## EXERCISE DIRECTIONS
Each entry has to be copied exactly, with nothing missed.

[Stored data entries]

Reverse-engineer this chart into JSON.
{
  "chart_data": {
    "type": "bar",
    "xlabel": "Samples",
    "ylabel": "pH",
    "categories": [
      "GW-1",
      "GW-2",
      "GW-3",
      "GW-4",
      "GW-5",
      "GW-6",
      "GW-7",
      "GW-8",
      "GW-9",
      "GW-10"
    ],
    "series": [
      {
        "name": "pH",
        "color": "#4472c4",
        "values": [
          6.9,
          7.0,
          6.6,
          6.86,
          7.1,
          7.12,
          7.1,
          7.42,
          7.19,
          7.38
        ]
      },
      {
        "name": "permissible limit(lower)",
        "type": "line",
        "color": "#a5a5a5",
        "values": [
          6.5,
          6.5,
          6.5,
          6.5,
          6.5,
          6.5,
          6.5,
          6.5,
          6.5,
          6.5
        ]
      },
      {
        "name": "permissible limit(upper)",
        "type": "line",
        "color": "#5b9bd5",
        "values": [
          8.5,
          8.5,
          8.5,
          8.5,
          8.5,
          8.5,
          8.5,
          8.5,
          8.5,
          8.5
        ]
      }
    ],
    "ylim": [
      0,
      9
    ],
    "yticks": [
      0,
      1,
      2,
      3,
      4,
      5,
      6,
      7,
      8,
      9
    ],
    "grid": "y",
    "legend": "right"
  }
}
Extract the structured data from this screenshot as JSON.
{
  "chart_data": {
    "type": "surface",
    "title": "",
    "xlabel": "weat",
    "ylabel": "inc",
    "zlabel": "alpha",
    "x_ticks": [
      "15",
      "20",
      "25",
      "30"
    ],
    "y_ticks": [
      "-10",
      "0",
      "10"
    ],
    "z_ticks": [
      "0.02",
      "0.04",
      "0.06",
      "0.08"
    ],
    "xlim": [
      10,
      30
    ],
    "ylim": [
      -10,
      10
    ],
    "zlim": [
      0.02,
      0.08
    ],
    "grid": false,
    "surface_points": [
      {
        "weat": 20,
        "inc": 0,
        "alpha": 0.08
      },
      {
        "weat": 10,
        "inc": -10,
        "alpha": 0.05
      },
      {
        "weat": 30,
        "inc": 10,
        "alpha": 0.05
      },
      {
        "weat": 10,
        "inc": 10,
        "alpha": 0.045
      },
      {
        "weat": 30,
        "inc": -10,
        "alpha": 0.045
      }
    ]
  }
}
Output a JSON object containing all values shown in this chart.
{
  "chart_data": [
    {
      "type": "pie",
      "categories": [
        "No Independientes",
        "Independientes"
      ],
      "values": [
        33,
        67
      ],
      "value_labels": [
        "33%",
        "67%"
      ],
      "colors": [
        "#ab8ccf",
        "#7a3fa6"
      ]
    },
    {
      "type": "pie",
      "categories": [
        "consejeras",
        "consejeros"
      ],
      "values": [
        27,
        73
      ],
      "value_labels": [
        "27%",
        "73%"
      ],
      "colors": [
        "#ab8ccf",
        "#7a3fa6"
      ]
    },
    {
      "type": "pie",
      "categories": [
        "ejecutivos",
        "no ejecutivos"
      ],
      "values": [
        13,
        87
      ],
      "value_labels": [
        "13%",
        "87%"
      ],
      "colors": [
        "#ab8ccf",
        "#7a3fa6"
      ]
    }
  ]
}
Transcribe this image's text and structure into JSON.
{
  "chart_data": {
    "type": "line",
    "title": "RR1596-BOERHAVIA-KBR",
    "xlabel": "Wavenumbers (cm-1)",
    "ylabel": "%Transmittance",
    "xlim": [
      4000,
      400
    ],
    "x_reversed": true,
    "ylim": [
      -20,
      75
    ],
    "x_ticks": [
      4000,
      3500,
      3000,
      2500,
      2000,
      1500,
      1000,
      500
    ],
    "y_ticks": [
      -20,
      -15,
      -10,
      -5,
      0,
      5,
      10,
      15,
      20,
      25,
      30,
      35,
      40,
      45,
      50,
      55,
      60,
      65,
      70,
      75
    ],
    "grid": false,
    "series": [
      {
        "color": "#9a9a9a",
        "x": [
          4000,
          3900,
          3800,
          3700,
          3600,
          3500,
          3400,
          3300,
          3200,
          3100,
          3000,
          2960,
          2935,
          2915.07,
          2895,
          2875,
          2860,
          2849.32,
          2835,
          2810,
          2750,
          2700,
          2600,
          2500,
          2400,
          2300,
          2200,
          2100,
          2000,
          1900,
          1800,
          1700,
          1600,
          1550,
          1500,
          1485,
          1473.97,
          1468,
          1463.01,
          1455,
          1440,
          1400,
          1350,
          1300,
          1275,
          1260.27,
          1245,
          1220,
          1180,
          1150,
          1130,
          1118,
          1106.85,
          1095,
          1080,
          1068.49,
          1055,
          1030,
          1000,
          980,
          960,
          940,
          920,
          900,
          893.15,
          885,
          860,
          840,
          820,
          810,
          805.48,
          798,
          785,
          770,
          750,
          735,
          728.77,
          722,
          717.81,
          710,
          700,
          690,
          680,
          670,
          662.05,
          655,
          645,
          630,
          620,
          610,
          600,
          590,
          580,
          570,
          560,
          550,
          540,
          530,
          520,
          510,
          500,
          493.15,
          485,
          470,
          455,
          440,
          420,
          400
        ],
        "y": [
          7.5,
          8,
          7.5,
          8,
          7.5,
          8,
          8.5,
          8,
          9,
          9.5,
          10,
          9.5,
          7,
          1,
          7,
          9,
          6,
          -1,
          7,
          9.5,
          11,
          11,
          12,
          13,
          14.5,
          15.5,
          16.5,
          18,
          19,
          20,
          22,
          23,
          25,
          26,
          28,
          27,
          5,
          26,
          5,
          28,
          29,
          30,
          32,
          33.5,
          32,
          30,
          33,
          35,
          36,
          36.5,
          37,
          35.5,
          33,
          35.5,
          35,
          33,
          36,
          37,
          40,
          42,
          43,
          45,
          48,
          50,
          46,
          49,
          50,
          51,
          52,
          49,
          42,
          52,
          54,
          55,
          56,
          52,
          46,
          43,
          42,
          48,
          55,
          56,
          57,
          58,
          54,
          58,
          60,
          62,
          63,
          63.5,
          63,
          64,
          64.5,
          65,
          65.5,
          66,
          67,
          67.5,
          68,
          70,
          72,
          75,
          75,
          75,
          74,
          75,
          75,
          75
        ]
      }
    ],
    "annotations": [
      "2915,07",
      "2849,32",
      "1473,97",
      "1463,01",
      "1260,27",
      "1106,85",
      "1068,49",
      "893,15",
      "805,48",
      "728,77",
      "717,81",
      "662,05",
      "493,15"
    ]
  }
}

## EXPECTED ANSWER
Reverse-engineer this chart into JSON.
{
  "chart_data": {
    "type": "bar",
    "xlabel": "Samples",
    "ylabel": "pH",
    "categories": [
      "GW-1",
      "GW-2",
      "GW-3",
      "GW-4",
      "GW-5",
      "GW-6",
      "GW-7",
      "GW-8",
      "GW-9",
      "GW-10"
    ],
    "series": [
      {
        "name": "pH",
        "color": "#4472c4",
        "values": [
          6.9,
          7.0,
          6.6,
          6.86,
          7.1,
          7.12,
          7.1,
          7.42,
          7.19,
          7.38
        ]
      },
      {
        "name": "permissible limit(lower)",
        "type": "line",
        "color": "#a5a5a5",
        "values": [
          6.5,
          6.5,
          6.5,
          6.5,
          6.5,
          6.5,
          6.5,
          6.5,
          6.5,
          6.5
        ]
      },
      {
        "name": "permissible limit(upper)",
        "type": "line",
        "color": "#5b9bd5",
        "values": [
          8.5,
          8.5,
          8.5,
          8.5,
          8.5,
          8.5,
          8.5,
          8.5,
          8.5,
          8.5
        ]
      }
    ],
    "ylim": [
      0,
      9
    ],
    "yticks": [
      0,
      1,
      2,
      3,
      4,
      5,
      6,
      7,
      8,
      9
    ],
    "grid": "y",
    "legend": "right"
  }
}
Extract the structured data from this screenshot as JSON.
{
  "chart_data": {
    "type": "surface",
    "title": "",
    "xlabel": "weat",
    "ylabel": "inc",
    "zlabel": "alpha",
    "x_ticks": [
      "15",
      "20",
      "25",
      "30"
    ],
    "y_ticks": [
      "-10",
      "0",
      "10"
    ],
    "z_ticks": [
      "0.02",
      "0.04",
      "0.06",
      "0.08"
    ],
    "xlim": [
      10,
      30
    ],
    "ylim": [
      -10,
      10
    ],
    "zlim": [
      0.02,
      0.08
    ],
    "grid": false,
    "surface_points": [
      {
        "weat": 20,
        "inc": 0,
        "alpha": 0.08
      },
      {
        "weat": 10,
        "inc": -10,
        "alpha": 0.05
      },
      {
        "weat": 30,
        "inc": 10,
        "alpha": 0.05
      },
      {
        "weat": 10,
        "inc": 10,
        "alpha": 0.045
      },
      {
        "weat": 30,
        "inc": -10,
        "alpha": 0.045
      }
    ]
  }
}
Output a JSON object containing all values shown in this chart.
{
  "chart_data": [
    {
      "type": "pie",
      "categories": [
        "No Independientes",
        "Independientes"
      ],
      "values": [
        33,
        67
      ],
      "value_labels": [
        "33%",
        "67%"
      ],
      "colors": [
        "#ab8ccf",
        "#7a3fa6"
      ]
    },
    {
      "type": "pie",
      "categories": [
        "consejeras",
        "consejeros"
      ],
      "values": [
        27,
        73
      ],
      "value_labels": [
        "27%",
        "73%"
      ],
      "colors": [
        "#ab8ccf",
        "#7a3fa6"
      ]
    },
    {
      "type": "pie",
      "categories": [
        "ejecutivos",
        "no ejecutivos"
      ],
      "values": [
        13,
        87
      ],
      "value_labels": [
        "13%",
        "87%"
      ],
      "colors": [
        "#ab8ccf",
        "#7a3fa6"
      ]
    }
  ]
}
Transcribe this image's text and structure into JSON.
{
  "chart_data": {
    "type": "line",
    "title": "RR1596-BOERHAVIA-KBR",
    "xlabel": "Wavenumbers (cm-1)",
    "ylabel": "%Transmittance",
    "xlim": [
      4000,
      400
    ],
    "x_reversed": true,
    "ylim": [
      -20,
      75
    ],
    "x_ticks": [
      4000,
      3500,
      3000,
      2500,
      2000,
      1500,
      1000,
      500
    ],
    "y_ticks": [
      -20,
      -15,
      -10,
      -5,
      0,
      5,
      10,
      15,
      20,
      25,
      30,
      35,
      40,
      45,
      50,
      55,
      60,
      65,
      70,
      75
    ],
    "grid": false,
    "series": [
      {
        "color": "#9a9a9a",
        "x": [
          4000,
          3900,
          3800,
          3700,
          3600,
          3500,
          3400,
          3300,
          3200,
          3100,
          3000,
          2960,
          2935,
          2915.07,
          2895,
          2875,
          2860,
          2849.32,
          2835,
          2810,
          2750,
          2700,
          2600,
          2500,
          2400,
          2300,
          2200,
          2100,
          2000,
          1900,
          1800,
          1700,
          1600,
          1550,
          1500,
          1485,
          1473.97,
          1468,
          1463.01,
          1455,
          1440,
          1400,
          1350,
          1300,
          1275,
          1260.27,
          1245,
          1220,
          1180,
          1150,
          1130,
          1118,
          1106.85,
          1095,
          1080,
          1068.49,
          1055,
          1030,
          1000,
          980,
          960,
          940,
          920,
          900,
          893.15,
          885,
          860,
          840,
          820,
          810,
          805.48,
          798,
          785,
          770,
          750,
          735,
          728.77,
          722,
          717.81,
          710,
          700,
          690,
          680,
          670,
          662.05,
          655,
          645,
          630,
          620,
          610,
          600,
          590,
          580,
          570,
          560,
          550,
          540,
          530,
          520,
          510,
          500,
          493.15,
          485,
          470,
          455,
          440,
          420,
          400
        ],
        "y": [
          7.5,
          8,
          7.5,
          8,
          7.5,
          8,
          8.5,
          8,
          9,
          9.5,
          10,
          9.5,
          7,
          1,
          7,
          9,
          6,
          -1,
          7,
          9.5,
          11,
          11,
          12,
          13,
          14.5,
          15.5,
          16.5,
          18,
          19,
          20,
          22,
          23,
          25,
          26,
          28,
          27,
          5,
          26,
          5,
          28,
          29,
          30,
          32,
          33.5,
          32,
          30,
          33,
          35,
          36,
          36.5,
          37,
          35.5,
          33,
          35.5,
          35,
          33,
          36,
          37,
          40,
          42,
          43,
          45,
          48,
          50,
          46,
          49,
          50,
          51,
          52,
          49,
          42,
          52,
          54,
          55,
          56,
          52,
          46,
          43,
          42,
          48,
          55,
          56,
          57,
          58,
          54,
          58,
          60,
          62,
          63,
          63.5,
          63,
          64,
          64.5,
          65,
          65.5,
          66,
          67,
          67.5,
          68,
          70,
          72,
          75,
          75,
          75,
          74,
          75,
          75,
          75
        ]
      }
    ],
    "annotations": [
      "2915,07",
      "2849,32",
      "1473,97",
      "1463,01",
      "1260,27",
      "1106,85",
      "1068,49",
      "893,15",
      "805,48",
      "728,77",
      "717,81",
      "662,05",
      "493,15"
    ]
  }
}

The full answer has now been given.